*TASK DESCRIPTION:* Examine the entries and show every line in which the word "screenshot" is found.

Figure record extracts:
┄┄┄┄┄┄
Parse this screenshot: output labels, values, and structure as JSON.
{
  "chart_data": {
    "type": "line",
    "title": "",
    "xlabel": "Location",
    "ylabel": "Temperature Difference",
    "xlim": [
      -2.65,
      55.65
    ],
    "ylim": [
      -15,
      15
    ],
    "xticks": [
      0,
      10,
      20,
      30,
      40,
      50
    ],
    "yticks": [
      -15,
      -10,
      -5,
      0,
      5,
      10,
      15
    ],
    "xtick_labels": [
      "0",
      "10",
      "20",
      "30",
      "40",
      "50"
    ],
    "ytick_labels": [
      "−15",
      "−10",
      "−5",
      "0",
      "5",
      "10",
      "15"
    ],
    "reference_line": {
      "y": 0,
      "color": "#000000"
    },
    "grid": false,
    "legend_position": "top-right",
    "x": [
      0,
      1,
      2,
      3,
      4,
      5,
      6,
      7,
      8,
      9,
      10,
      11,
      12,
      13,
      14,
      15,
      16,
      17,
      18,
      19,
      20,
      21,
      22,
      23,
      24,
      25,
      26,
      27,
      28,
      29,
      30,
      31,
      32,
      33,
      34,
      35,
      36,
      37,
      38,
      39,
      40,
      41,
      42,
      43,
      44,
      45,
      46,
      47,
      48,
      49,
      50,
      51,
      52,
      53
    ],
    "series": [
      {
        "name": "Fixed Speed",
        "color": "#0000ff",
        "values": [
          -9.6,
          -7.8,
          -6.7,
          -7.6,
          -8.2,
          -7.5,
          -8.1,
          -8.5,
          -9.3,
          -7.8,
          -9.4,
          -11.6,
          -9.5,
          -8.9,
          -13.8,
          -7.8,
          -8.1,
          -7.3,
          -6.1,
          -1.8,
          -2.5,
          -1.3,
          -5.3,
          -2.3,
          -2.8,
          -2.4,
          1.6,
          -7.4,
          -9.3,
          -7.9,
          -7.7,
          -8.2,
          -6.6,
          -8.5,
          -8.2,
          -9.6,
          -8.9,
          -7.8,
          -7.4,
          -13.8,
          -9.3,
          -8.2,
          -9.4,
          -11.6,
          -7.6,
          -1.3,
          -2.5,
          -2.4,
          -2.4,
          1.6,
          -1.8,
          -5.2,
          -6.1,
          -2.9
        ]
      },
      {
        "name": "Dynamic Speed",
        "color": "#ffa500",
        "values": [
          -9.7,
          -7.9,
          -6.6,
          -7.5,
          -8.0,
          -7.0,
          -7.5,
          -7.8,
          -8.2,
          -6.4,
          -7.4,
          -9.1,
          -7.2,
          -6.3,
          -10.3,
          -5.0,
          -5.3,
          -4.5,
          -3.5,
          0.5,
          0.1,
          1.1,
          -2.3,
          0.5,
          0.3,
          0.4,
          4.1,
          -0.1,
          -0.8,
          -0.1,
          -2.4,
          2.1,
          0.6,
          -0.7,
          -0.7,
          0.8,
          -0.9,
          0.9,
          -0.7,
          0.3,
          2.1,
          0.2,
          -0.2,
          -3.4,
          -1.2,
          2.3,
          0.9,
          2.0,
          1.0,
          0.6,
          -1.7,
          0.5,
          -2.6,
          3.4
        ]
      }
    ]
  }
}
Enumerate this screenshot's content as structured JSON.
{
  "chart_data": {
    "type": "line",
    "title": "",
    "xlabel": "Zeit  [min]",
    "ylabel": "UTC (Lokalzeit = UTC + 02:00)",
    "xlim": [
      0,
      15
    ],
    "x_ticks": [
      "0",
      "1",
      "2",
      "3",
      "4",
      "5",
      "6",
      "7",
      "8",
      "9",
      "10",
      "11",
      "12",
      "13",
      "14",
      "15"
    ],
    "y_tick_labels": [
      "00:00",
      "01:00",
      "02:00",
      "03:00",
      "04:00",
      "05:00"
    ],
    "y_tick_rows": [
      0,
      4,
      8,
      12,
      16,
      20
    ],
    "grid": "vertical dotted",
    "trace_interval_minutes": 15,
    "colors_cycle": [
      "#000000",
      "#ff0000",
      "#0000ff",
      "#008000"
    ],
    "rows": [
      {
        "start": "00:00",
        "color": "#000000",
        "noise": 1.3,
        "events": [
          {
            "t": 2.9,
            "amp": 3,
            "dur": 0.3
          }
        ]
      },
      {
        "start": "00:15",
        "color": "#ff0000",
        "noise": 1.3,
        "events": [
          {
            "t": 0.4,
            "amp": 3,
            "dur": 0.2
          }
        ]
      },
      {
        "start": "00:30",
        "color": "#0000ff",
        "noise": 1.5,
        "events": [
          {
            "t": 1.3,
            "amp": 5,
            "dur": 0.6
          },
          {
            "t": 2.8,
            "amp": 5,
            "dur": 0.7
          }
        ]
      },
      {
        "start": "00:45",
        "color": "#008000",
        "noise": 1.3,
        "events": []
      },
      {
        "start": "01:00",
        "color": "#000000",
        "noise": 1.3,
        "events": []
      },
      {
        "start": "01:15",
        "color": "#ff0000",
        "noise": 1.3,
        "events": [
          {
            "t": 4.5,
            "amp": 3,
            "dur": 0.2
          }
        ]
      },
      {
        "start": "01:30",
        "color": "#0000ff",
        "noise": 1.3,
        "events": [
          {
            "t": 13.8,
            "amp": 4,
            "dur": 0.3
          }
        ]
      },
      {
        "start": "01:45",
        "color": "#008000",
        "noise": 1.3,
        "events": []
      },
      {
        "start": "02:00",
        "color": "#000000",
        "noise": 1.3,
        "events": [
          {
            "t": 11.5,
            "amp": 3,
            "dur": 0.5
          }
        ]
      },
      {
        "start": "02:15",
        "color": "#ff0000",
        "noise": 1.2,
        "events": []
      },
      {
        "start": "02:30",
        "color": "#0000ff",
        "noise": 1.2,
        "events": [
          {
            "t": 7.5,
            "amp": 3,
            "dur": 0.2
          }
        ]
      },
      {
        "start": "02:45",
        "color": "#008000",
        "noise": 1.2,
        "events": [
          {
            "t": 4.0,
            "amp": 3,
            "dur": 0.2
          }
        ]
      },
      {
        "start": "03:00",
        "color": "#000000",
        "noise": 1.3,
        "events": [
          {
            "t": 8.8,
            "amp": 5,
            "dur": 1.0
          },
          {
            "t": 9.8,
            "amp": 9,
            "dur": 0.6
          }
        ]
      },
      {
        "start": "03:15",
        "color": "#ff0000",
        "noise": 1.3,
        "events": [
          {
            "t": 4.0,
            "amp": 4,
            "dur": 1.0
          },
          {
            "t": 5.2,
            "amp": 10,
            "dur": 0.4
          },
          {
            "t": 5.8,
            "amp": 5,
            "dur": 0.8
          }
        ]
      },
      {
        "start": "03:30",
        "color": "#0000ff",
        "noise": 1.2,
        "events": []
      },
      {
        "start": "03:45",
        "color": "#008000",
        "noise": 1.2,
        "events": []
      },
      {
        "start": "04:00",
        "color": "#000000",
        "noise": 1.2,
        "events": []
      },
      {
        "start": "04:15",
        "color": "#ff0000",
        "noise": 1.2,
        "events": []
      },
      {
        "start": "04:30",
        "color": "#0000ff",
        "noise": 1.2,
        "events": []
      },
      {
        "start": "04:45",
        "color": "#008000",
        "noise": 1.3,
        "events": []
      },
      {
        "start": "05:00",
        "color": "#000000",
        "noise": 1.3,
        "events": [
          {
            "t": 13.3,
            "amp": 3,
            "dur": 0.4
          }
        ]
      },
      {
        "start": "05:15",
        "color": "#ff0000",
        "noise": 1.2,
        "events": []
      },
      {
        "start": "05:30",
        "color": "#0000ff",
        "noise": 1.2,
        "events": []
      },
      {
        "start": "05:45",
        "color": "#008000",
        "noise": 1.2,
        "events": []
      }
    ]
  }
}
┄┄┄┄┄┄
*EXERCISE OUTPUT:*
Parse this screenshot: output labels, values, and structure as JSON.
Enumerate this screenshot's content as structured JSON.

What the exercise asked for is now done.